For each line below that includes the word "What", make a copy.
------
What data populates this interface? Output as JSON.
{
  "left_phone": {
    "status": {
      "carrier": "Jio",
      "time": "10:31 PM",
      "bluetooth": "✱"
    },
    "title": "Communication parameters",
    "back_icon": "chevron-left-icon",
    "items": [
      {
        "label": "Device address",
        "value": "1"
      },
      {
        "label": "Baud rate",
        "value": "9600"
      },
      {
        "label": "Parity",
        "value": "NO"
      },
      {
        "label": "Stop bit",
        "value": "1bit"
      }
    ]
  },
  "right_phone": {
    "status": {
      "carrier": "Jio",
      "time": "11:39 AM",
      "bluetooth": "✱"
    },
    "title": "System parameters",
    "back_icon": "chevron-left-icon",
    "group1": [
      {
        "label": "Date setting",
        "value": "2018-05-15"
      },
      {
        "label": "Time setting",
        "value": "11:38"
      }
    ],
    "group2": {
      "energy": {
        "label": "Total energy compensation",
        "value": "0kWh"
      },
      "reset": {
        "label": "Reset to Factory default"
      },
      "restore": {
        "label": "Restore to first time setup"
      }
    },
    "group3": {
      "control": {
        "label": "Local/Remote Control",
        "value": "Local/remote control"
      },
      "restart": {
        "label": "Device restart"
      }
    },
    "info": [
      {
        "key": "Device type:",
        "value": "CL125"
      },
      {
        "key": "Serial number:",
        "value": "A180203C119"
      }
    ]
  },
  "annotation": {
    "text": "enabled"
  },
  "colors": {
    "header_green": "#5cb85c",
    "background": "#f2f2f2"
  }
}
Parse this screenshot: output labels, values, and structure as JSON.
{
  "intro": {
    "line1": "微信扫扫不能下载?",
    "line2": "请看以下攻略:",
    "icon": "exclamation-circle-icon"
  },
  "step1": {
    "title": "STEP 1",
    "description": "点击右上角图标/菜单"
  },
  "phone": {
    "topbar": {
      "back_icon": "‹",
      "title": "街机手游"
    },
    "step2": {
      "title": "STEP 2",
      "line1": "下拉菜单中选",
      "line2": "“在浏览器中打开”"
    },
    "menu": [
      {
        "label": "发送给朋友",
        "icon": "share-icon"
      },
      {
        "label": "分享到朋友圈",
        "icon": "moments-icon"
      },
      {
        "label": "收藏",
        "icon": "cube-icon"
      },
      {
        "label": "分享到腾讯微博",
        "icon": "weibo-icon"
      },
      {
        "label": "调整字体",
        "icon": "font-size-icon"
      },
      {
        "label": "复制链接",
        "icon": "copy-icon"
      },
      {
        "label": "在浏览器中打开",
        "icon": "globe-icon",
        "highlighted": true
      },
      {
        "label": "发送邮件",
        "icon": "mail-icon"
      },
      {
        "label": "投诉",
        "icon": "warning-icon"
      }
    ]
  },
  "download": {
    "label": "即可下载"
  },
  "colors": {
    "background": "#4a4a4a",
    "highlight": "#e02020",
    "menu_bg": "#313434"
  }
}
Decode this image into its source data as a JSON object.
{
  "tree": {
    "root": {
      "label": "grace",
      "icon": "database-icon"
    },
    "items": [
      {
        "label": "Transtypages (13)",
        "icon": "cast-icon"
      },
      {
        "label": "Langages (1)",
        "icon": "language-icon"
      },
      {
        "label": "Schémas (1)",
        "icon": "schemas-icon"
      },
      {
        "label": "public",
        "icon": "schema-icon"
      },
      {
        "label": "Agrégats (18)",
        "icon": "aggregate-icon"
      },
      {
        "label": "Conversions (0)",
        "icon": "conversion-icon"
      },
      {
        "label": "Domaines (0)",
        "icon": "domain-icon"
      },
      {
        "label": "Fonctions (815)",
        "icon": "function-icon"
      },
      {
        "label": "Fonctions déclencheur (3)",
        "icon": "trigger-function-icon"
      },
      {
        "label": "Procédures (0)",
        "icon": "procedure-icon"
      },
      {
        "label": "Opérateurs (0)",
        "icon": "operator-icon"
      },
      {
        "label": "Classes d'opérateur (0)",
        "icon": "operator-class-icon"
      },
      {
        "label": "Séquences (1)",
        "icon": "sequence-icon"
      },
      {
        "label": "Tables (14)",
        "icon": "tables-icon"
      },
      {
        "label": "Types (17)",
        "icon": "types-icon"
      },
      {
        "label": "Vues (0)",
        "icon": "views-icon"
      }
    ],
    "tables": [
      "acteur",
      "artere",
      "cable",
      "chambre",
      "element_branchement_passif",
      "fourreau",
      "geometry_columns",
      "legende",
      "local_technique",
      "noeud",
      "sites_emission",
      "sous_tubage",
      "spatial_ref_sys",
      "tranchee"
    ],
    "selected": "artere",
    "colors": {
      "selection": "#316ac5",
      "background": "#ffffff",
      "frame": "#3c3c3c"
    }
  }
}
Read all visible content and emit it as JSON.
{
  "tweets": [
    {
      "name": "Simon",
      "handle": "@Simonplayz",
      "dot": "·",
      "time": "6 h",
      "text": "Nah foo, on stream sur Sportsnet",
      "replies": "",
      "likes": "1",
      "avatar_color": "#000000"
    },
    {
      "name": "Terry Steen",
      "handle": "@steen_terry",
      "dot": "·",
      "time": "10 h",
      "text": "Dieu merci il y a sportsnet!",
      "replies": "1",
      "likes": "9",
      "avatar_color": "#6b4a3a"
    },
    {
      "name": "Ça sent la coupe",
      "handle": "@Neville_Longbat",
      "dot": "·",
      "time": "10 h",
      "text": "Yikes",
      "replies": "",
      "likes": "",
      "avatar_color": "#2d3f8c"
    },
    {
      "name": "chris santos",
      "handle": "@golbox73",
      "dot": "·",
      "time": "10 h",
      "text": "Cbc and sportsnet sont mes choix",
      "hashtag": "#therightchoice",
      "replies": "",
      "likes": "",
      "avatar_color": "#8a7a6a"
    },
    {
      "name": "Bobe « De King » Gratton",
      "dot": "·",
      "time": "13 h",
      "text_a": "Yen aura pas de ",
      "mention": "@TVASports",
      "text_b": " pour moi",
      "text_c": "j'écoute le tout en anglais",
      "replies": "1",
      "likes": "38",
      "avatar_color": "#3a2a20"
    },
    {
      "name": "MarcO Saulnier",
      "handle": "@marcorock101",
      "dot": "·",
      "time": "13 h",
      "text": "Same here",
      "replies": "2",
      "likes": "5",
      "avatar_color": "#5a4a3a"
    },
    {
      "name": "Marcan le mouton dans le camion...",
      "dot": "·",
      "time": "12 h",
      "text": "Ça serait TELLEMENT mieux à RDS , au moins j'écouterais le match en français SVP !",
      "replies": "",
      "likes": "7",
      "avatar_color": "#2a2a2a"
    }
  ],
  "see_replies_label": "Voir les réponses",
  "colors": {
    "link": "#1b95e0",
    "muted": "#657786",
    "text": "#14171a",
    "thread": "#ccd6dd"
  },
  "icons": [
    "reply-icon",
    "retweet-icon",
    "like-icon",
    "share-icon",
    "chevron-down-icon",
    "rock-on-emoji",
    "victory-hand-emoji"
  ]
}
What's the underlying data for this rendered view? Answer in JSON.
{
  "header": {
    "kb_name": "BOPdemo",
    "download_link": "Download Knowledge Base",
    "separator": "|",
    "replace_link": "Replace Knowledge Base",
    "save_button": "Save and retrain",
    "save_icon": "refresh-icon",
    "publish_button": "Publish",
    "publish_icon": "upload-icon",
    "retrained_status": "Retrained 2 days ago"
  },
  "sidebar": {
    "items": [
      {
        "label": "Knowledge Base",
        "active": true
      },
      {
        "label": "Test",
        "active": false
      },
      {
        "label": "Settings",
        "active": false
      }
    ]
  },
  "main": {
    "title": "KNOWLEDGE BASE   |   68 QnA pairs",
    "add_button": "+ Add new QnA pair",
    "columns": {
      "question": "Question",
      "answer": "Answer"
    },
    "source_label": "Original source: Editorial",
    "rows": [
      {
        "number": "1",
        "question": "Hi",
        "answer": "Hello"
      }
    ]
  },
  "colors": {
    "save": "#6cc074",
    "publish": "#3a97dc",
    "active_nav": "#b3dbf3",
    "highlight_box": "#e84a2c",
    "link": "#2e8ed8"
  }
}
------
Task result:
What data populates this interface? Output as JSON.
What's the underlying data for this rendered view? Answer in JSON.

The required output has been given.